-- To be done --
Without the pictures, repeat the listing character for character.

-- Available data --
START

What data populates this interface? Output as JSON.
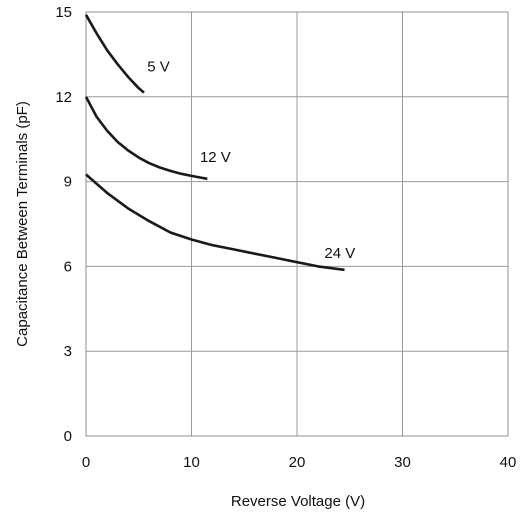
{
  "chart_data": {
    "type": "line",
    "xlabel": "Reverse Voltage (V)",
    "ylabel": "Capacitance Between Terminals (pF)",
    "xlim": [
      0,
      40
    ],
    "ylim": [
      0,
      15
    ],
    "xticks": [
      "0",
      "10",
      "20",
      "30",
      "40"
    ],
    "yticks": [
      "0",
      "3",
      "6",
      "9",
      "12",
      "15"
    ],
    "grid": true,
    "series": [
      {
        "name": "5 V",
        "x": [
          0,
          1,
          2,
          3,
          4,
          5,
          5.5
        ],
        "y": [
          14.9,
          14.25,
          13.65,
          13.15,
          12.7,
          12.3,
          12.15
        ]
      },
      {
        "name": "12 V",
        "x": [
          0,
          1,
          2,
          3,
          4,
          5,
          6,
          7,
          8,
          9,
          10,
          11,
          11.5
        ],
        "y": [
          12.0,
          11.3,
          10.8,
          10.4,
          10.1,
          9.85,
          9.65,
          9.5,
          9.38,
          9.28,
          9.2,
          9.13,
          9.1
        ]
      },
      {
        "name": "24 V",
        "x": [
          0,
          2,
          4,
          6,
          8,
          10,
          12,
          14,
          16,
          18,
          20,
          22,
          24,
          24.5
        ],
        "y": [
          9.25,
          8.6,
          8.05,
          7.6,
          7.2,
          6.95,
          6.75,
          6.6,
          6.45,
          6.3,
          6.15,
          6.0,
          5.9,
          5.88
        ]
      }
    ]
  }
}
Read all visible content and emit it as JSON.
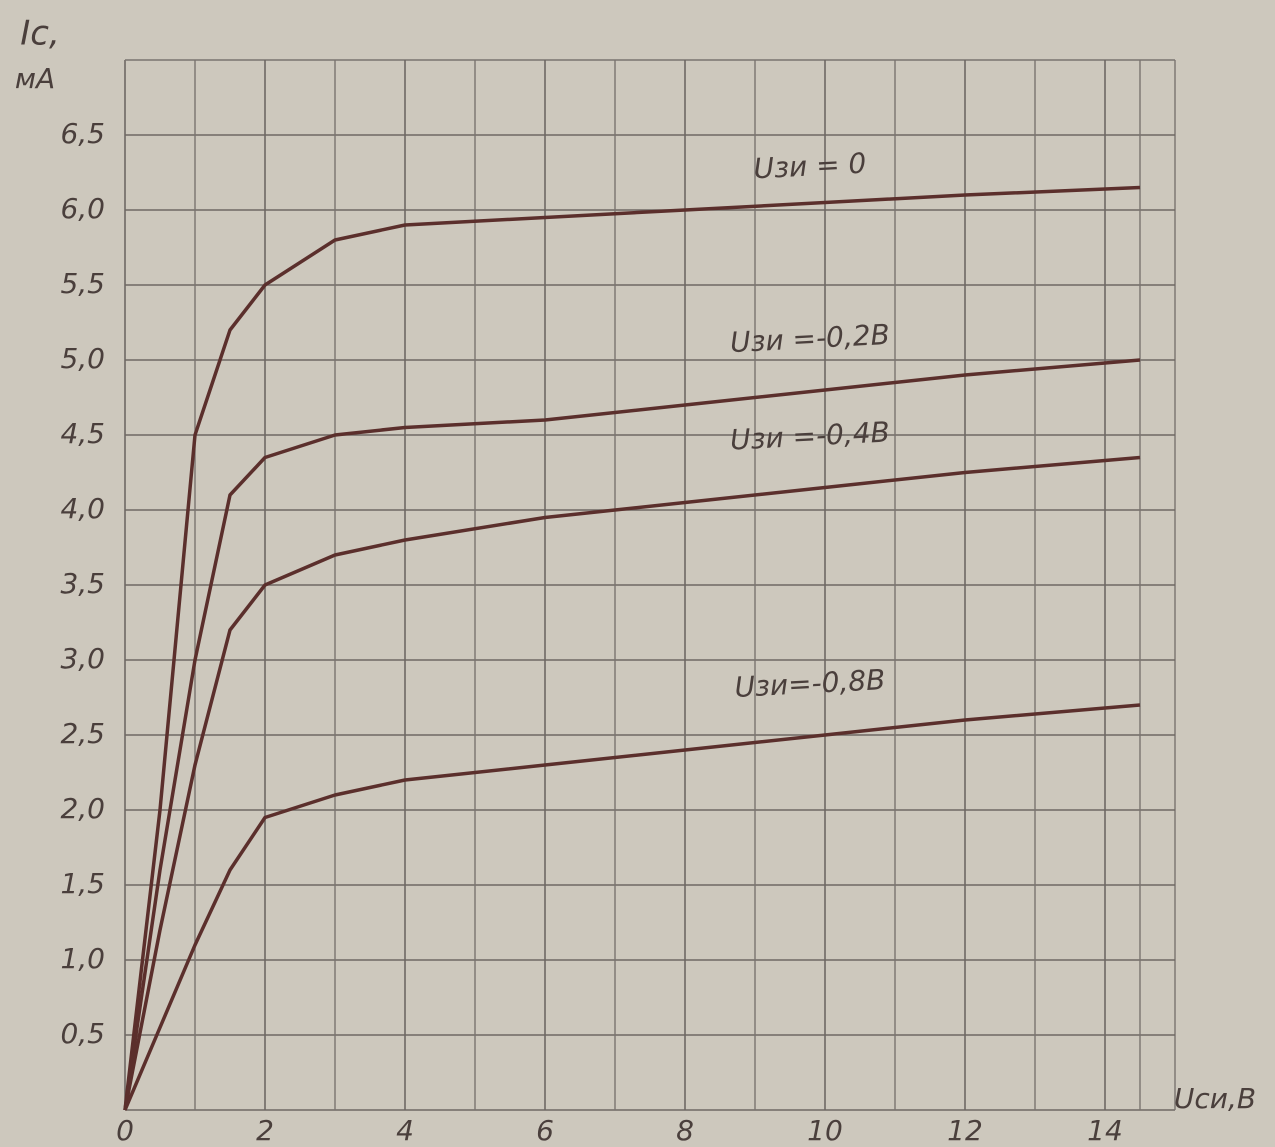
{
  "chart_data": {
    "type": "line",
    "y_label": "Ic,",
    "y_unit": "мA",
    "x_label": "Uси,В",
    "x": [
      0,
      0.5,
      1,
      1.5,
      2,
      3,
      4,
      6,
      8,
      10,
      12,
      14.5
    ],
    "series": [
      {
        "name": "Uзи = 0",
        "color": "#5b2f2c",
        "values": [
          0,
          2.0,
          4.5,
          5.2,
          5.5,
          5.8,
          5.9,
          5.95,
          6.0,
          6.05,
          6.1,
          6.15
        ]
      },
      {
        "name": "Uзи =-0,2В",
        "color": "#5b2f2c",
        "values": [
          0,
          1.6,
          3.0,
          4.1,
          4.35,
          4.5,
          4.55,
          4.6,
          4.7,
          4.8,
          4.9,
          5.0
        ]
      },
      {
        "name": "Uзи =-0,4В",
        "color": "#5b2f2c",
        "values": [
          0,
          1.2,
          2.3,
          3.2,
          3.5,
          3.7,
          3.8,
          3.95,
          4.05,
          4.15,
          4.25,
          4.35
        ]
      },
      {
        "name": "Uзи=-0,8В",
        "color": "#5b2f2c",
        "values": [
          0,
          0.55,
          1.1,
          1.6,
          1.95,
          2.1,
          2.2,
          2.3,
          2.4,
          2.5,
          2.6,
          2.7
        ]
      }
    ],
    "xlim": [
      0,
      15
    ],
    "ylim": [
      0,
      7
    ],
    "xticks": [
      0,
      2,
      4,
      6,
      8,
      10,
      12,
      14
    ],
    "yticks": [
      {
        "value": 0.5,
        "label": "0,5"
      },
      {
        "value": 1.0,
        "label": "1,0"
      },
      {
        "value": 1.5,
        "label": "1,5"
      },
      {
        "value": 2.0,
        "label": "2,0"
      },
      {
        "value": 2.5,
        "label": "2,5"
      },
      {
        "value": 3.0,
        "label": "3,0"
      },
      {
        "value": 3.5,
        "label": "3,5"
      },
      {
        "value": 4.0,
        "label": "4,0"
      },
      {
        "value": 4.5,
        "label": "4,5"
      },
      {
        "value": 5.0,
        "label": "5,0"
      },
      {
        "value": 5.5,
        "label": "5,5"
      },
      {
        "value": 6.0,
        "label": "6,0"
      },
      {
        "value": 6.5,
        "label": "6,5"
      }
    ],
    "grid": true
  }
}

END

-- Reply to the task --
What data populates this interface? Output as JSON.
{
  "chart_data": {
    "type": "line",
    "xlabel": "Reverse Voltage (V)",
    "ylabel": "Capacitance Between Terminals (pF)",
    "xlim": [
      0,
      40
    ],
    "ylim": [
      0,
      15
    ],
    "xticks": [
      "0",
      "10",
      "20",
      "30",
      "40"
    ],
    "yticks": [
      "0",
      "3",
      "6",
      "9",
      "12",
      "15"
    ],
    "grid": true,
    "series": [
      {
        "name": "5 V",
        "x": [
          0,
          1,
          2,
          3,
          4,
          5,
          5.5
        ],
        "y": [
          14.9,
          14.25,
          13.65,
          13.15,
          12.7,
          12.3,
          12.15
        ]
      },
      {
        "name": "12 V",
        "x": [
          0,
          1,
          2,
          3,
          4,
          5,
          6,
          7,
          8,
          9,
          10,
          11,
          11.5
        ],
        "y": [
          12.0,
          11.3,
          10.8,
          10.4,
          10.1,
          9.85,
          9.65,
          9.5,
          9.38,
          9.28,
          9.2,
          9.13,
          9.1
        ]
      },
      {
        "name": "24 V",
        "x": [
          0,
          2,
          4,
          6,
          8,
          10,
          12,
          14,
          16,
          18,
          20,
          22,
          24,
          24.5
        ],
        "y": [
          9.25,
          8.6,
          8.05,
          7.6,
          7.2,
          6.95,
          6.75,
          6.6,
          6.45,
          6.3,
          6.15,
          6.0,
          5.9,
          5.88
        ]
      }
    ]
  }
}
Read all visible content and emit it as JSON.
{
  "chart_data": {
    "type": "line",
    "y_label": "Ic,",
    "y_unit": "мA",
    "x_label": "Uси,В",
    "x": [
      0,
      0.5,
      1,
      1.5,
      2,
      3,
      4,
      6,
      8,
      10,
      12,
      14.5
    ],
    "series": [
      {
        "name": "Uзи = 0",
        "color": "#5b2f2c",
        "values": [
          0,
          2.0,
          4.5,
          5.2,
          5.5,
          5.8,
          5.9,
          5.95,
          6.0,
          6.05,
          6.1,
          6.15
        ]
      },
      {
        "name": "Uзи =-0,2В",
        "color": "#5b2f2c",
        "values": [
          0,
          1.6,
          3.0,
          4.1,
          4.35,
          4.5,
          4.55,
          4.6,
          4.7,
          4.8,
          4.9,
          5.0
        ]
      },
      {
        "name": "Uзи =-0,4В",
        "color": "#5b2f2c",
        "values": [
          0,
          1.2,
          2.3,
          3.2,
          3.5,
          3.7,
          3.8,
          3.95,
          4.05,
          4.15,
          4.25,
          4.35
        ]
      },
      {
        "name": "Uзи=-0,8В",
        "color": "#5b2f2c",
        "values": [
          0,
          0.55,
          1.1,
          1.6,
          1.95,
          2.1,
          2.2,
          2.3,
          2.4,
          2.5,
          2.6,
          2.7
        ]
      }
    ],
    "xlim": [
      0,
      15
    ],
    "ylim": [
      0,
      7
    ],
    "xticks": [
      0,
      2,
      4,
      6,
      8,
      10,
      12,
      14
    ],
    "yticks": [
      {
        "value": 0.5,
        "label": "0,5"
      },
      {
        "value": 1.0,
        "label": "1,0"
      },
      {
        "value": 1.5,
        "label": "1,5"
      },
      {
        "value": 2.0,
        "label": "2,0"
      },
      {
        "value": 2.5,
        "label": "2,5"
      },
      {
        "value": 3.0,
        "label": "3,0"
      },
      {
        "value": 3.5,
        "label": "3,5"
      },
      {
        "value": 4.0,
        "label": "4,0"
      },
      {
        "value": 4.5,
        "label": "4,5"
      },
      {
        "value": 5.0,
        "label": "5,0"
      },
      {
        "value": 5.5,
        "label": "5,5"
      },
      {
        "value": 6.0,
        "label": "6,0"
      },
      {
        "value": 6.5,
        "label": "6,5"
      }
    ],
    "grid": true
  }
}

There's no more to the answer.